• **EXERCISE DIRECTIONS**
Take every line from the material that has the word "JSON" in it.

• **RECORD EXTRACTS**
══════
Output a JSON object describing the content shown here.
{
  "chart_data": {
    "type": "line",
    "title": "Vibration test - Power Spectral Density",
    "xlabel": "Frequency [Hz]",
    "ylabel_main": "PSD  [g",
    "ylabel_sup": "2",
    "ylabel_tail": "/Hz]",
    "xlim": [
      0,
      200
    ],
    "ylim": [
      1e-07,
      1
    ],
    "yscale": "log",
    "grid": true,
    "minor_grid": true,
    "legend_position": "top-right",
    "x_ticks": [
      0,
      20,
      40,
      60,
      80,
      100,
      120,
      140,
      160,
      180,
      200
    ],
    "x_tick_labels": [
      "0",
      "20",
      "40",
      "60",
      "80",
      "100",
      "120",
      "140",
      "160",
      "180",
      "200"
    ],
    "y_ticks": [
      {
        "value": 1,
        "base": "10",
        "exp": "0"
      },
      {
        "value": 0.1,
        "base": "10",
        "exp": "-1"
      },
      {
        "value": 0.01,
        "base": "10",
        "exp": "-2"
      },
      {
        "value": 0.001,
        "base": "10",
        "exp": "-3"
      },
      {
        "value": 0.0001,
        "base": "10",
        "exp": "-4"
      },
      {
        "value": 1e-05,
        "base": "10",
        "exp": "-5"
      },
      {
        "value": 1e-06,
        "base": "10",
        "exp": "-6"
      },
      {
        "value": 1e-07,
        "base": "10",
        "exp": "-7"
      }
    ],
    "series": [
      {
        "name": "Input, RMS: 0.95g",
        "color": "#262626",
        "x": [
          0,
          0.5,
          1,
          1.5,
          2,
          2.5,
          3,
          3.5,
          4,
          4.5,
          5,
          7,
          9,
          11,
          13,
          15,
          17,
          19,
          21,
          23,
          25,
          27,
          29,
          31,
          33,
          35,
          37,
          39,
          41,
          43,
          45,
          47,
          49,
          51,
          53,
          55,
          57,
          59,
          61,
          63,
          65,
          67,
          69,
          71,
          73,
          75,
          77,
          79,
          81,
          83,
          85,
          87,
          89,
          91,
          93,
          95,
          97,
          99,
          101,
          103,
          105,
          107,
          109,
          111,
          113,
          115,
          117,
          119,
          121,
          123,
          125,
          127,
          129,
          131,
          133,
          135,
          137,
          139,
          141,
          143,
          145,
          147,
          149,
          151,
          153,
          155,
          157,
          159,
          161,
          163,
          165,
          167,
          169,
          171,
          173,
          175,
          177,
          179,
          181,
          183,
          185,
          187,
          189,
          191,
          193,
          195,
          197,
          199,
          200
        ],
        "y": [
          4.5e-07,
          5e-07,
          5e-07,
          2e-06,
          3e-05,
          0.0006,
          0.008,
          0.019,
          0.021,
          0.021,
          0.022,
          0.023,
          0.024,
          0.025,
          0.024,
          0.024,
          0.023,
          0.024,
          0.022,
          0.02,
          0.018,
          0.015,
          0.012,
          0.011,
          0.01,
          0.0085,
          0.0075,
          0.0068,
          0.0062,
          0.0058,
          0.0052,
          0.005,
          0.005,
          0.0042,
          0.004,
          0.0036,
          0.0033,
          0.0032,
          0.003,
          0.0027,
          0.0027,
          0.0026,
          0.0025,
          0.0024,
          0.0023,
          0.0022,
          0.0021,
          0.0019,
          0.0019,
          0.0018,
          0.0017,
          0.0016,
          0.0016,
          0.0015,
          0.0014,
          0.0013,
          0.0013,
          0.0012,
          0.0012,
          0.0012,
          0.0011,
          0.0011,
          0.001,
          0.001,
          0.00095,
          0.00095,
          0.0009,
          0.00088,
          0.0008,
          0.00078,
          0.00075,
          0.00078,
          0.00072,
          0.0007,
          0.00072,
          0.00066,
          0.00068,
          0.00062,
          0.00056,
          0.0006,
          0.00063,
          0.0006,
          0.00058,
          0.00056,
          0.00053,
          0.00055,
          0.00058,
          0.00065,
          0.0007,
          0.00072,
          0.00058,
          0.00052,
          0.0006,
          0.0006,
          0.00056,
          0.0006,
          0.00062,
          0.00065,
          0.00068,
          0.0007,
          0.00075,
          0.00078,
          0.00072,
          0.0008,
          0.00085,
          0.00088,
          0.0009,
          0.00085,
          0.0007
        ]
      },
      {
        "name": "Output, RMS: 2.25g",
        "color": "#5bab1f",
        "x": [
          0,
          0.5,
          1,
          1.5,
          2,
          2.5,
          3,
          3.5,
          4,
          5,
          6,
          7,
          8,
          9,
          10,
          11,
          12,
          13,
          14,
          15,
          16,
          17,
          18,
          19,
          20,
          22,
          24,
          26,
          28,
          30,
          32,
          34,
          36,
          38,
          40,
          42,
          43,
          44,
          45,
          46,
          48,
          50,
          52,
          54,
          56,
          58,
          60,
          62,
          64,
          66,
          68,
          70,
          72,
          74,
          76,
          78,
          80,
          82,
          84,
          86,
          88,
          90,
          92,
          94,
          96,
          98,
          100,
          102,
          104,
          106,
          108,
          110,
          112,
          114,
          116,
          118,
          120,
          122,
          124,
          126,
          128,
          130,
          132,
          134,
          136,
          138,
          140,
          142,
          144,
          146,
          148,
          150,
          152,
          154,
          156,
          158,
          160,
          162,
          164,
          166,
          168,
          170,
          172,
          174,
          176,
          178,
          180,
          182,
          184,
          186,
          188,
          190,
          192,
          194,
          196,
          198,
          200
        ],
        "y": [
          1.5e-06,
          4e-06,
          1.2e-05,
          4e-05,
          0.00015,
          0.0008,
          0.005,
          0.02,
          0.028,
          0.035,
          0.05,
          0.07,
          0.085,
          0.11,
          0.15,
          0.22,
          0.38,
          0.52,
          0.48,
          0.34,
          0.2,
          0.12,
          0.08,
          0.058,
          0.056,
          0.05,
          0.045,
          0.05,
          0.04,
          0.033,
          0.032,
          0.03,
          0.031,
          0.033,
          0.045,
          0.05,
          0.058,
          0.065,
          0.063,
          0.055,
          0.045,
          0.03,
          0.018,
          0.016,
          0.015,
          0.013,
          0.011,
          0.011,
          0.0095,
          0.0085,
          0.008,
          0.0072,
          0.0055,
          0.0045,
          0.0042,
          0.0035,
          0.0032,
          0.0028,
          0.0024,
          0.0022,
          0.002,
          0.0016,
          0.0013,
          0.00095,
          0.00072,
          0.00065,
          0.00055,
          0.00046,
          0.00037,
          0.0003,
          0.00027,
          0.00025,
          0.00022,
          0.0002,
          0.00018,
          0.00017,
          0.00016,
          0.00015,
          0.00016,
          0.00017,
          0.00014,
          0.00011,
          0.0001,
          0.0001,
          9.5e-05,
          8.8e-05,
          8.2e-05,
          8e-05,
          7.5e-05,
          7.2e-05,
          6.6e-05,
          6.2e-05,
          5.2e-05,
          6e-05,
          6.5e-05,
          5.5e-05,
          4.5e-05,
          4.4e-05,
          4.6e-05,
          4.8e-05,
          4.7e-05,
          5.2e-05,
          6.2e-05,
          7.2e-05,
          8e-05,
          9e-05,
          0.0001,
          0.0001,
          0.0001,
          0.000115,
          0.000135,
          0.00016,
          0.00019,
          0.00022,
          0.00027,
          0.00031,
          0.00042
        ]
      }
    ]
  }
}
══════
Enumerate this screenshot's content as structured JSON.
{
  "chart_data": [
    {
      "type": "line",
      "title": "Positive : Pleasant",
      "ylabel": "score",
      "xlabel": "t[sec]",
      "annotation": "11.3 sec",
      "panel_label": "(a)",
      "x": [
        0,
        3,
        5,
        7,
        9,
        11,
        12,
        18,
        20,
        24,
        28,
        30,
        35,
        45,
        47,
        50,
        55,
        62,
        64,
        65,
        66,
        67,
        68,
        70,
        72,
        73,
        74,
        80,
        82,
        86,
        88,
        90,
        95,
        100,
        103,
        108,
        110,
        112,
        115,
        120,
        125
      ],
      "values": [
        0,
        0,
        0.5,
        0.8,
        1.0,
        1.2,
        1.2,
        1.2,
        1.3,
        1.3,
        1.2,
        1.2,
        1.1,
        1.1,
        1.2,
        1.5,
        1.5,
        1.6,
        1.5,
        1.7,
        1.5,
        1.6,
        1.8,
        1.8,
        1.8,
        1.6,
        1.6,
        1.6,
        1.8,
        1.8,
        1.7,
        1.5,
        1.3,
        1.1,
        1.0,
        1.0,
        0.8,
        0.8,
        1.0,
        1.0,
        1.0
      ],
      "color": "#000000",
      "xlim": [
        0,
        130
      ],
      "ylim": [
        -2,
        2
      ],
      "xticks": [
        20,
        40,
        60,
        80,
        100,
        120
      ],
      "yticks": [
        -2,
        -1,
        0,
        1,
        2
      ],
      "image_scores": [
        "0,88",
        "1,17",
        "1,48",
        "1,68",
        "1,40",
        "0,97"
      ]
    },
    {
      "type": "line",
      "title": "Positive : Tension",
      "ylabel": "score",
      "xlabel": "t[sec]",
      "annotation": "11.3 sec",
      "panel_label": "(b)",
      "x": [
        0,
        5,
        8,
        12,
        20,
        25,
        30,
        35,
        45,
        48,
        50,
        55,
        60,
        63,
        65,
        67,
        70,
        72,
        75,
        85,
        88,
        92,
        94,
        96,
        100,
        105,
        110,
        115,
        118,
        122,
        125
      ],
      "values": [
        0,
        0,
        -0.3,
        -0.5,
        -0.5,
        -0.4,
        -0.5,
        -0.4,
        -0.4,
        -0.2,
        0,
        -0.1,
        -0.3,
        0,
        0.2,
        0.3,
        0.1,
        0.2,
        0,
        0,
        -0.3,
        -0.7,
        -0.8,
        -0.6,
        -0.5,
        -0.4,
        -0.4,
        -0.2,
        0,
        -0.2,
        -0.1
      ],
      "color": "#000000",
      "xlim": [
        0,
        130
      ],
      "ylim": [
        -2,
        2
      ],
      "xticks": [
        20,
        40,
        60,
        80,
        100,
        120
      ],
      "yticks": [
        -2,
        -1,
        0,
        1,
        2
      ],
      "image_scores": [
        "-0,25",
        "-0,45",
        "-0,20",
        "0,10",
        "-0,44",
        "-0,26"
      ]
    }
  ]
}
══════
• **FULL OUTPUT**
Output a JSON object describing the content shown here.
Enumerate this screenshot's content as structured JSON.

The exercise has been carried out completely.